GIVEN REQUEST>
Format everything from the start of the listing down to and including the line containing "program-playhead[interactable] bbox=[623, 181, 626, 188]" as a Markdown table with the columns Number and Entry, omitting any blank lines.

Layout region listing>
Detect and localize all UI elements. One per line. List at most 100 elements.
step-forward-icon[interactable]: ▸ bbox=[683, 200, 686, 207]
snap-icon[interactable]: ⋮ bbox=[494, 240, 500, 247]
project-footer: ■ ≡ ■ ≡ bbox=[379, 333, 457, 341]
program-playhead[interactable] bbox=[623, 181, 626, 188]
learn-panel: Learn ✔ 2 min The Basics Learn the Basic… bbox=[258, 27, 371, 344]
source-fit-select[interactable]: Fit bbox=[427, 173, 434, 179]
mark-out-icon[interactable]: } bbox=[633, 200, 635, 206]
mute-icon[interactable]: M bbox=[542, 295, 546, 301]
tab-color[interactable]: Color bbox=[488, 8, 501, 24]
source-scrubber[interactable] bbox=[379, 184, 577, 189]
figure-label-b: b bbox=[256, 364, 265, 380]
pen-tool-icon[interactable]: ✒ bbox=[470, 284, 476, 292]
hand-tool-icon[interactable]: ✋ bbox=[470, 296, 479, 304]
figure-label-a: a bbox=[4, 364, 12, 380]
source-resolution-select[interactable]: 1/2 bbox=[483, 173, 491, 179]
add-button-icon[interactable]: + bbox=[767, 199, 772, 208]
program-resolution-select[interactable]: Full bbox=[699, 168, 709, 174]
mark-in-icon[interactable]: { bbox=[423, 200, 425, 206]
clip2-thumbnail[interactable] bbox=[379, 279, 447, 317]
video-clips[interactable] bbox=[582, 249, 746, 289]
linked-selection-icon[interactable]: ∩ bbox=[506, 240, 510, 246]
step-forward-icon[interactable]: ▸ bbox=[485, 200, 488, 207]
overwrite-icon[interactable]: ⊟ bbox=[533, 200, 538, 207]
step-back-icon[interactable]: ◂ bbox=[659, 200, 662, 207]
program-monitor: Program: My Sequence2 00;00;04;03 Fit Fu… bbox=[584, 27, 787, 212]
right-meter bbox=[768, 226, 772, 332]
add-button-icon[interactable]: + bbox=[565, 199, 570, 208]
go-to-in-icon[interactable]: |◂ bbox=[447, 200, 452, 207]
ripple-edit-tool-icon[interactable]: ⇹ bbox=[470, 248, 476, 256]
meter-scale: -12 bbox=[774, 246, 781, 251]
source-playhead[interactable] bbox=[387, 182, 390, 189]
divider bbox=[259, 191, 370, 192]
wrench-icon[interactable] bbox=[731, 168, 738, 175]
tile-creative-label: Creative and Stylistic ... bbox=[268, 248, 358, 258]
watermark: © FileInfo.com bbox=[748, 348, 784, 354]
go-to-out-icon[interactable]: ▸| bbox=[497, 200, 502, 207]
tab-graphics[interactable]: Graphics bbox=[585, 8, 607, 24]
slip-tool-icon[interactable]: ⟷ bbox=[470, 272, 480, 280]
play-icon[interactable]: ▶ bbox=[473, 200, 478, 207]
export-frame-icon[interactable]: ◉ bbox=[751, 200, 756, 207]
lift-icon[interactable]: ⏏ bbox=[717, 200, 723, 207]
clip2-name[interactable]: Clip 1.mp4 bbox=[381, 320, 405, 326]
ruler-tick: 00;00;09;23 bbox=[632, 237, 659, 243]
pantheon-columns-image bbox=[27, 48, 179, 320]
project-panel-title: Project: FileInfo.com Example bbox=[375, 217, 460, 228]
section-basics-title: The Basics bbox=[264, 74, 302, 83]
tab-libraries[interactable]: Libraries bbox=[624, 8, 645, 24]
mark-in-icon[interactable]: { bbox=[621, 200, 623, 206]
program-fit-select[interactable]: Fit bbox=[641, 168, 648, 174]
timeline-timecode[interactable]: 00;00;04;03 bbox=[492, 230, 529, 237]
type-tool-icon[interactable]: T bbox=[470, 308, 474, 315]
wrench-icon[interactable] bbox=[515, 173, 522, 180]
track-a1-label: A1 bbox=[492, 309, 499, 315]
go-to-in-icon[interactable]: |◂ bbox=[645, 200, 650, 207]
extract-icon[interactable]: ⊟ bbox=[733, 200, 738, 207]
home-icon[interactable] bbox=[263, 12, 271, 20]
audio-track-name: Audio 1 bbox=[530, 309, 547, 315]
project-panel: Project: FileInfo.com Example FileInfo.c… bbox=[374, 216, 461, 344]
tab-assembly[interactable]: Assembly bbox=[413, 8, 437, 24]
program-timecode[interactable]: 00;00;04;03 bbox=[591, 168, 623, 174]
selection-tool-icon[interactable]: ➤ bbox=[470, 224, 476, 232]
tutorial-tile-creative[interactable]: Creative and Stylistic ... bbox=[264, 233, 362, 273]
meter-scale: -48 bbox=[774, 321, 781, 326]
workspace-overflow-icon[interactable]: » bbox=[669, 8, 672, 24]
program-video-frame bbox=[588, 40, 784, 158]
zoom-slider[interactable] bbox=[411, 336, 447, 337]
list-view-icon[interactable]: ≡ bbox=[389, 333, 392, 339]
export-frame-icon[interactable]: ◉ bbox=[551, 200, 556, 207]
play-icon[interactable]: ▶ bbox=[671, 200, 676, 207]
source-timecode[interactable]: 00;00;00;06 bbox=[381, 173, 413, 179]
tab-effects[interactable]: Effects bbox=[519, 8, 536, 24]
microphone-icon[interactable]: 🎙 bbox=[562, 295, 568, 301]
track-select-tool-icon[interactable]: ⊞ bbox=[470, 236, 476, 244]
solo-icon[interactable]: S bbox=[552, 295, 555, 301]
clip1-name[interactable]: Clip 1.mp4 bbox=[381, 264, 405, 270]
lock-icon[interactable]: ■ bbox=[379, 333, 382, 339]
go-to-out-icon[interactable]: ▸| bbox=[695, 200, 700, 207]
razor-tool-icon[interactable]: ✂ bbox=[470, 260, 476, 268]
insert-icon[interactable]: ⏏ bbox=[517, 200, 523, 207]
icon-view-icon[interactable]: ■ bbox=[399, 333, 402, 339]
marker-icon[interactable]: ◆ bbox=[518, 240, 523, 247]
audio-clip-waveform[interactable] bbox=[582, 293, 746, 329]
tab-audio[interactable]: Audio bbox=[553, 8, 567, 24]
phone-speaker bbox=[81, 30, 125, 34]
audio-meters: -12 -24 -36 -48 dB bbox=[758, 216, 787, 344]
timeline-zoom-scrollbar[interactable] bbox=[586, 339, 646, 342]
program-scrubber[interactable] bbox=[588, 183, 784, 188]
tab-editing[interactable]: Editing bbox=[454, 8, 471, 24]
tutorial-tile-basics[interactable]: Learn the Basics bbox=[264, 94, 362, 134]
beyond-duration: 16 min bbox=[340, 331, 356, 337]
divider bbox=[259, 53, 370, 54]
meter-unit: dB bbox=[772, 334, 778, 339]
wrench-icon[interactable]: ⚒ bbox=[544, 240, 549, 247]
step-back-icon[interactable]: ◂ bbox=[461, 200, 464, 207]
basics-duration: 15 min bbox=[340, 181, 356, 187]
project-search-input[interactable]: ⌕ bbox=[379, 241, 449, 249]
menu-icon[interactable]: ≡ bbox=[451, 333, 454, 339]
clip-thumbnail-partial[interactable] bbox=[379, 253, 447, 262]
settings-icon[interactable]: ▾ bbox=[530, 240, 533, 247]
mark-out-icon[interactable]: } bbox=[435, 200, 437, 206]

EXPECTED ANSWER>
| Number | Entry |
|---|---|
| 1 | Detect and localize all UI elements. One per line. List at most 100 elements. |
| 2 | step-forward-icon[interactable]: ▸ bbox=[683, 200, 686, 207] |
| 3 | snap-icon[interactable]: ⋮ bbox=[494, 240, 500, 247] |
| 4 | project-footer: ■ ≡ ■ ≡ bbox=[379, 333, 457, 341] |
| 5 | program-playhead[interactable] bbox=[623, 181, 626, 188] |